▸ Task to carry out: Locate and copy each line in the data that contains the word "스파르타코딩클럽".

Collected data entries:
BEGIN

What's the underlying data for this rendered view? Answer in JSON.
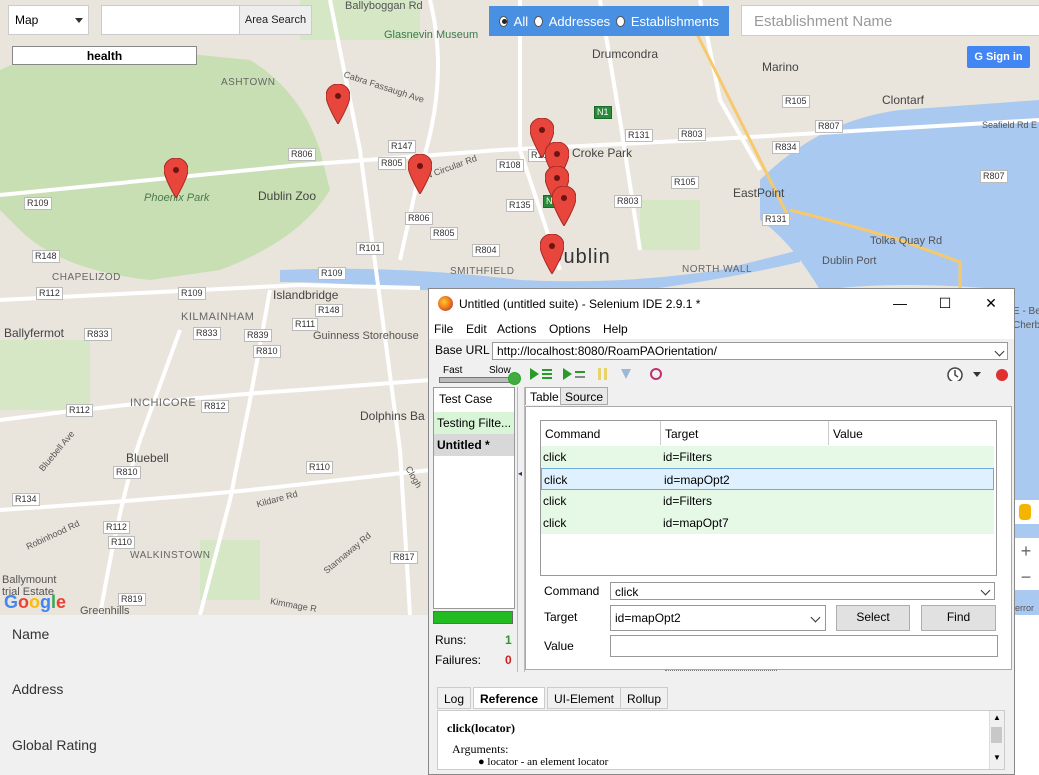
{
  "map": {
    "type_select": "Map",
    "area_search_btn": "Area Search",
    "health_label": "health",
    "radio_all": "All",
    "radio_addresses": "Addresses",
    "radio_establishments": "Establishments",
    "establishment_placeholder": "Establishment Name",
    "signin": "Sign in",
    "google": "Google",
    "labels": {
      "ballyboggan": "Ballyboggan Rd",
      "glasnevin": "Glasnevin Museum",
      "drumcondra": "Drumcondra",
      "marino": "Marino",
      "clontarf": "Clontarf",
      "ashtown": "ASHTOWN",
      "cabra": "Cabra Fassaugh Ave",
      "phoenix": "Phoenix Park",
      "dublinzoo": "Dublin Zoo",
      "ncircular": "N Circular Rd",
      "crokepark": "Croke Park",
      "eastpoint": "EastPoint",
      "seafield": "Seafield Rd E",
      "tolka": "Tolka Quay Rd",
      "dublinport": "Dublin Port",
      "dublin": "Dublin",
      "smithfield": "SMITHFIELD",
      "northwall": "NORTH WALL",
      "chapelizod": "CHAPELIZOD",
      "islandbridge": "Islandbridge",
      "ballyfermot": "Ballyfermot",
      "kilmainham": "KILMAINHAM",
      "guinness": "Guinness Storehouse",
      "inchicore": "INCHICORE",
      "dolphins": "Dolphins Ba",
      "bluebell": "Bluebell",
      "bluebellave": "Bluebell Ave",
      "kildare": "Kildare Rd",
      "robinhood": "Robinhood Rd",
      "walkinstown": "WALKINSTOWN",
      "stannaway": "Stannaway Rd",
      "ballymount": "Ballymount",
      "trialestate": "trial Estate",
      "greenhills": "Greenhills",
      "kimmage": "Kimmage R",
      "clogher": "Clogh",
      "error": "error",
      "cherb": "Cherb",
      "be": "E - Be"
    },
    "roads": [
      "R105",
      "R807",
      "R834",
      "R131",
      "R803",
      "R147",
      "R806",
      "R805",
      "R108",
      "R135",
      "R803",
      "R105",
      "R807",
      "R109",
      "R806",
      "R805",
      "R101",
      "R804",
      "R148",
      "R112",
      "R109",
      "R109",
      "R148",
      "R833",
      "R833",
      "R839",
      "R111",
      "R810",
      "R812",
      "R112",
      "R110",
      "R810",
      "R134",
      "R112",
      "R110",
      "R817",
      "R819",
      "R131",
      "R102",
      "N1",
      "N1"
    ]
  },
  "below": {
    "name_label": "Name",
    "address_label": "Address",
    "rating_label": "Global Rating"
  },
  "selenium": {
    "title": "Untitled (untitled suite) - Selenium IDE 2.9.1 *",
    "menu": [
      "File",
      "Edit",
      "Actions",
      "Options",
      "Help"
    ],
    "base_url_label": "Base URL",
    "base_url": "http://localhost:8080/RoamPAOrientation/",
    "fast": "Fast",
    "slow": "Slow",
    "test_case_header": "Test Case",
    "test_cases": [
      "Testing Filte...",
      "Untitled *"
    ],
    "runs_label": "Runs:",
    "runs_value": "1",
    "failures_label": "Failures:",
    "failures_value": "0",
    "tab_table": "Table",
    "tab_source": "Source",
    "col_command": "Command",
    "col_target": "Target",
    "col_value": "Value",
    "rows": [
      {
        "command": "click",
        "target": "id=Filters",
        "value": ""
      },
      {
        "command": "click",
        "target": "id=mapOpt2",
        "value": ""
      },
      {
        "command": "click",
        "target": "id=Filters",
        "value": ""
      },
      {
        "command": "click",
        "target": "id=mapOpt7",
        "value": ""
      }
    ],
    "command_label": "Command",
    "command_value": "click",
    "target_label": "Target",
    "target_value": "id=mapOpt2",
    "value_label": "Value",
    "value_value": "",
    "select_btn": "Select",
    "find_btn": "Find",
    "bottom_tabs": [
      "Log",
      "Reference",
      "UI-Element",
      "Rollup"
    ],
    "ref_title": "click(locator)",
    "ref_args": "Arguments:",
    "ref_item": "locator - an element locator"
  },
  "colors": {
    "park": "#c8dfb4",
    "water": "#a9c9f0",
    "accent": "#4a90e2",
    "pin": "#e8453c"
  }
}
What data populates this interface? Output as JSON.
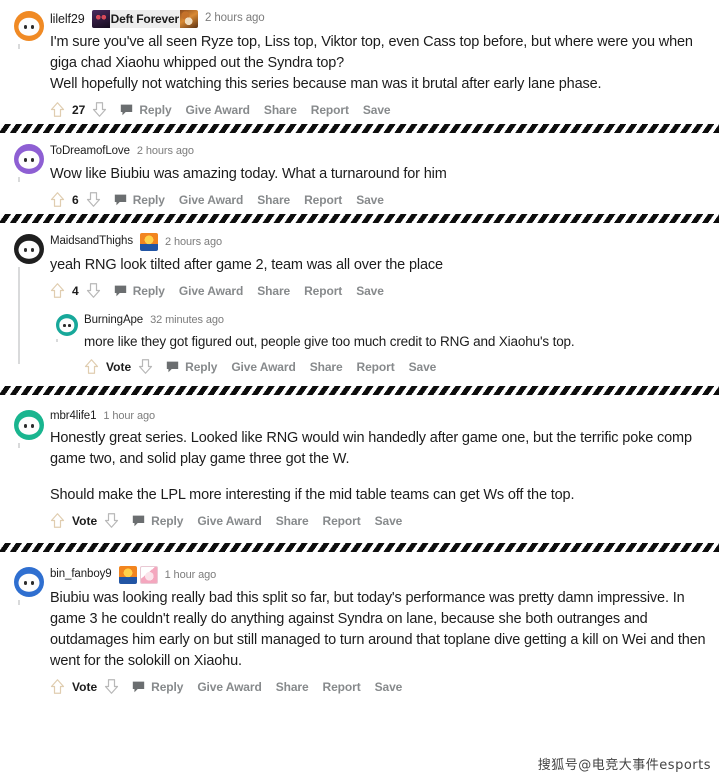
{
  "page": {
    "watermark": "搜狐号@电竞大事件esports"
  },
  "labels": {
    "reply": "Reply",
    "give_award": "Give Award",
    "share": "Share",
    "report": "Report",
    "save": "Save",
    "vote": "Vote",
    "upvote_icon": "upvote-arrow-icon",
    "downvote_icon": "downvote-arrow-icon",
    "comment_icon": "speech-bubble-icon"
  },
  "colors": {
    "text": "#1c1c1c",
    "muted": "#878a8c",
    "timestamp": "#7c7c7c",
    "threadline": "#d9dadb",
    "upvote_outline": "#e0cdb0",
    "downvote_outline": "#b8b8b8",
    "flair_bg": "#ededed"
  },
  "comments": [
    {
      "id": "c1",
      "username": "lilelf29",
      "timestamp": "2 hours ago",
      "avatar_color": "#f08a24",
      "score": "27",
      "depth": 0,
      "flair": {
        "text": "Deft Forever",
        "left_icon": "syndra-champion-icon",
        "right_icon": "gnar-champion-icon"
      },
      "paragraphs": [
        "I'm sure you've all seen Ryze top, Liss top, Viktor top, even Cass top before, but where were you when giga chad Xiaohu whipped out the Syndra top?\nWell hopefully not watching this series because man was it brutal after early lane phase."
      ]
    },
    {
      "id": "c2",
      "username": "ToDreamofLove",
      "timestamp": "2 hours ago",
      "avatar_color": "#8e5fd3",
      "score": "6",
      "depth": 0,
      "flair": null,
      "paragraphs": [
        "Wow like Biubiu was amazing today. What a turnaround for him"
      ]
    },
    {
      "id": "c3",
      "username": "MaidsandThighs",
      "timestamp": "2 hours ago",
      "avatar_color": "#1f1f1f",
      "score": "4",
      "depth": 0,
      "flair": {
        "text": "",
        "left_icon": "suning-team-icon",
        "right_icon": ""
      },
      "paragraphs": [
        "yeah RNG look tilted after game 2, team was all over the place"
      ]
    },
    {
      "id": "c4",
      "username": "BurningApe",
      "timestamp": "32 minutes ago",
      "avatar_color": "#17a89a",
      "score": "Vote",
      "depth": 1,
      "flair": null,
      "paragraphs": [
        "more like they got figured out, people give too much credit to RNG and Xiaohu's top."
      ]
    },
    {
      "id": "c5",
      "username": "mbr4life1",
      "timestamp": "1 hour ago",
      "avatar_color": "#19b58f",
      "score": "Vote",
      "depth": 0,
      "flair": null,
      "paragraphs": [
        "Honestly great series. Looked like RNG would win handedly after game one, but the terrific poke comp game two, and solid play game three got the W.",
        "Should make the LPL more interesting if the mid table teams can get Ws off the top."
      ]
    },
    {
      "id": "c6",
      "username": "bin_fanboy9",
      "timestamp": "1 hour ago",
      "avatar_color": "#2f6fd0",
      "score": "Vote",
      "depth": 0,
      "flair": {
        "text": "",
        "left_icon": "suning-team-icon",
        "right_icon": "pink-team-icon"
      },
      "paragraphs": [
        "Biubiu was looking really bad this split so far, but today's performance was pretty damn impressive. In game 3 he couldn't really do anything against Syndra on lane, because she both outranges and outdamages him early on but still managed to turn around that toplane dive getting a kill on Wei and then went for the solokill on Xiaohu."
      ]
    }
  ]
}
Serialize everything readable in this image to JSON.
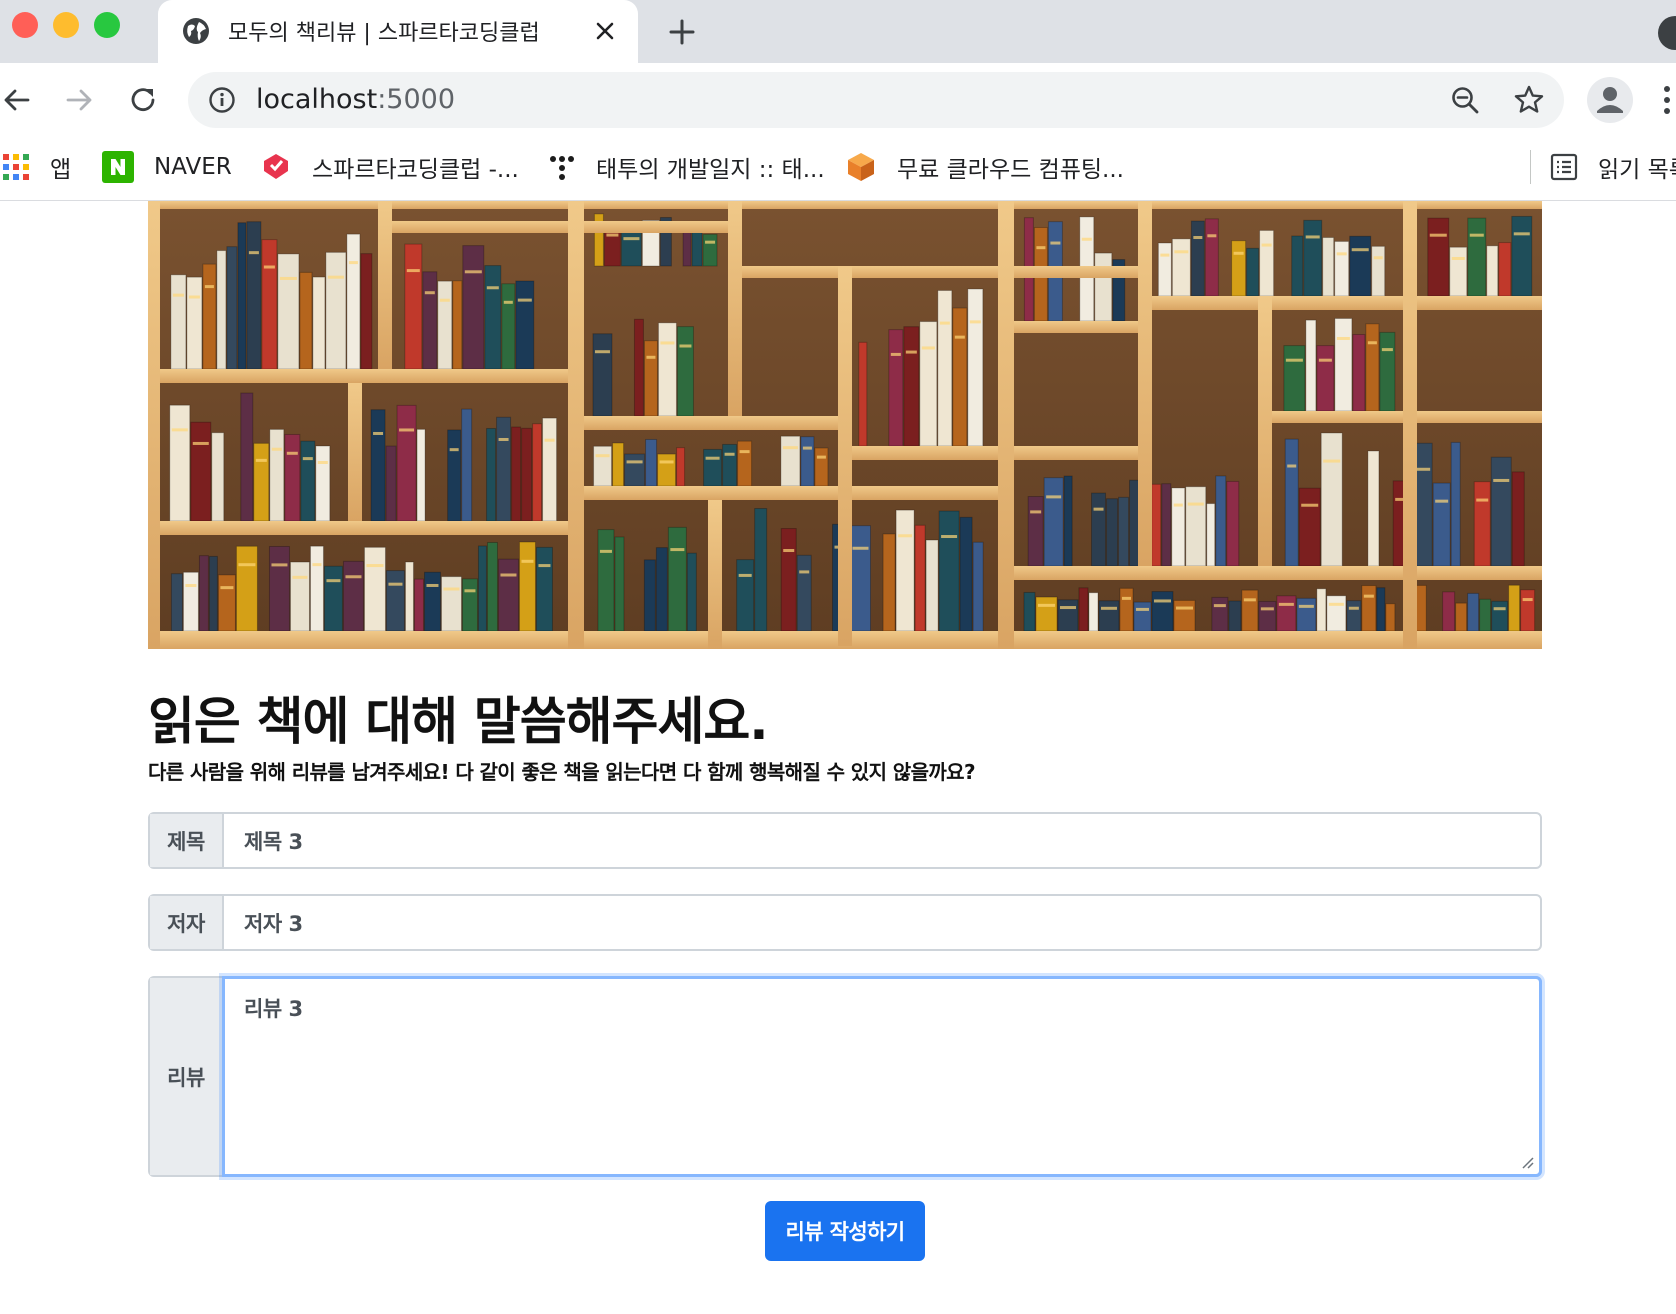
{
  "browser": {
    "tab": {
      "title": "모두의 책리뷰 | 스파르타코딩클럽",
      "favicon": "globe-icon"
    },
    "address": {
      "host": "localhost",
      "port": ":5000"
    },
    "bookmarks": [
      {
        "label": "앱",
        "icon": "apps-grid-icon"
      },
      {
        "label": "NAVER",
        "icon": "naver-icon"
      },
      {
        "label": "스파르타코딩클럽 -...",
        "icon": "sparta-icon"
      },
      {
        "label": "태투의 개발일지 :: 태...",
        "icon": "tistory-icon"
      },
      {
        "label": "무료 클라우드 컴퓨팅...",
        "icon": "aws-cube-icon"
      }
    ],
    "reading_list": {
      "label": "읽기 목록",
      "icon": "reading-list-icon"
    }
  },
  "page": {
    "hero_image": "bookshelf-image",
    "title": "읽은 책에 대해 말씀해주세요.",
    "subtitle": "다른 사람을 위해 리뷰를 남겨주세요! 다 같이 좋은 책을 읽는다면 다 함께 행복해질 수 있지 않을까요?",
    "form": {
      "title_label": "제목",
      "title_value": "제목 3",
      "author_label": "저자",
      "author_value": "저자 3",
      "review_label": "리뷰",
      "review_value": "리뷰 3",
      "submit_label": "리뷰 작성하기"
    }
  },
  "colors": {
    "accent": "#1a73f0",
    "focus_ring": "#86b7fe"
  }
}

END

▸ Exercise solution:
      "title": "모두의 책리뷰 | 스파르타코딩클럽",
        "label": "스파르타코딩클럽 -...",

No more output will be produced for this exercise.